[[ SUPPLIED RECORDS, beginning ]]

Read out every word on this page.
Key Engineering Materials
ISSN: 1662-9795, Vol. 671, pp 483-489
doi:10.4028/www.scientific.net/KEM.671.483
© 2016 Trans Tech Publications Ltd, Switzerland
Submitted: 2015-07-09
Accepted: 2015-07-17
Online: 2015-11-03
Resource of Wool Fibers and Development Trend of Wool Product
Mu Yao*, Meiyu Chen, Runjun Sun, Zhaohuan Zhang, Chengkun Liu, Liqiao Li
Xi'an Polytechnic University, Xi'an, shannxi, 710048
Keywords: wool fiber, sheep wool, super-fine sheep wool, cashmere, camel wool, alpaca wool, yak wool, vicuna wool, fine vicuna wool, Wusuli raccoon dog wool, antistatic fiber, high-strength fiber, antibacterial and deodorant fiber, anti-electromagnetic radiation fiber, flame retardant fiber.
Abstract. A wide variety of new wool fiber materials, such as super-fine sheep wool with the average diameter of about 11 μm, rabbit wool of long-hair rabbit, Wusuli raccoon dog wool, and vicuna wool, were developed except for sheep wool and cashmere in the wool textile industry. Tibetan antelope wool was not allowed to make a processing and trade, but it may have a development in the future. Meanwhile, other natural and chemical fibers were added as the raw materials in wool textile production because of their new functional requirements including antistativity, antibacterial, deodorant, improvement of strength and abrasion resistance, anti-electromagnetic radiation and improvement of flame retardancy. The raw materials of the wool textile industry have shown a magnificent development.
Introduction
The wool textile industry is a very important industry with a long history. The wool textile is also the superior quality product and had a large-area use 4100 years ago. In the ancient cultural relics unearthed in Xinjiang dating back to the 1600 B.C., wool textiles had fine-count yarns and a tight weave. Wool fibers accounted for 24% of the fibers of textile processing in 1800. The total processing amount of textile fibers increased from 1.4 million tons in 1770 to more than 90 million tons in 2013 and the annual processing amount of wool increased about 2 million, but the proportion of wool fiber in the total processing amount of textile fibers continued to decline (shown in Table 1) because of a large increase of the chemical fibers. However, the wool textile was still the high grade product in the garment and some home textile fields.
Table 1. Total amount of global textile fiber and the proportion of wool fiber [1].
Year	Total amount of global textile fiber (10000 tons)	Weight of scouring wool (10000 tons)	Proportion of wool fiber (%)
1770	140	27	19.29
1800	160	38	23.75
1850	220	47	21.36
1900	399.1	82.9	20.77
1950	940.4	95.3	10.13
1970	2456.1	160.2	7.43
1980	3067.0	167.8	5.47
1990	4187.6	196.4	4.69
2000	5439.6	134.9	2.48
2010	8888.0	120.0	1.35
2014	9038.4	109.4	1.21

[[ SUPPLIED RECORDS, end ]]

Your task is to restate all of the records above word for word.

Read out every word on this page.
Key Engineering Materials
ISSN: 1662-9795, Vol. 671, pp 483-489
doi:10.4028/www.scientific.net/KEM.671.483
© 2016 Trans Tech Publications Ltd, Switzerland
Submitted: 2015-07-09
Accepted: 2015-07-17
Online: 2015-11-03
Resource of Wool Fibers and Development Trend of Wool Product
Mu Yao*, Meiyu Chen, Runjun Sun, Zhaohuan Zhang, Chengkun Liu, Liqiao Li
Xi'an Polytechnic University, Xi'an, shannxi, 710048
Keywords: wool fiber, sheep wool, super-fine sheep wool, cashmere, camel wool, alpaca wool, yak wool, vicuna wool, fine vicuna wool, Wusuli raccoon dog wool, antistatic fiber, high-strength fiber, antibacterial and deodorant fiber, anti-electromagnetic radiation fiber, flame retardant fiber.
Abstract. A wide variety of new wool fiber materials, such as super-fine sheep wool with the average diameter of about 11 μm, rabbit wool of long-hair rabbit, Wusuli raccoon dog wool, and vicuna wool, were developed except for sheep wool and cashmere in the wool textile industry. Tibetan antelope wool was not allowed to make a processing and trade, but it may have a development in the future. Meanwhile, other natural and chemical fibers were added as the raw materials in wool textile production because of their new functional requirements including antistativity, antibacterial, deodorant, improvement of strength and abrasion resistance, anti-electromagnetic radiation and improvement of flame retardancy. The raw materials of the wool textile industry have shown a magnificent development.
Introduction
The wool textile industry is a very important industry with a long history. The wool textile is also the superior quality product and had a large-area use 4100 years ago. In the ancient cultural relics unearthed in Xinjiang dating back to the 1600 B.C., wool textiles had fine-count yarns and a tight weave. Wool fibers accounted for 24% of the fibers of textile processing in 1800. The total processing amount of textile fibers increased from 1.4 million tons in 1770 to more than 90 million tons in 2013 and the annual processing amount of wool increased about 2 million, but the proportion of wool fiber in the total processing amount of textile fibers continued to decline (shown in Table 1) because of a large increase of the chemical fibers. However, the wool textile was still the high grade product in the garment and some home textile fields.
Table 1. Total amount of global textile fiber and the proportion of wool fiber [1].
Year	Total amount of global textile fiber (10000 tons)	Weight of scouring wool (10000 tons)	Proportion of wool fiber (%)
1770	140	27	19.29
1800	160	38	23.75
1850	220	47	21.36
1900	399.1	82.9	20.77
1950	940.4	95.3	10.13
1970	2456.1	160.2	7.43
1980	3067.0	167.8	5.47
1990	4187.6	196.4	4.69
2000	5439.6	134.9	2.48
2010	8888.0	120.0	1.35
2014	9038.4	109.4	1.21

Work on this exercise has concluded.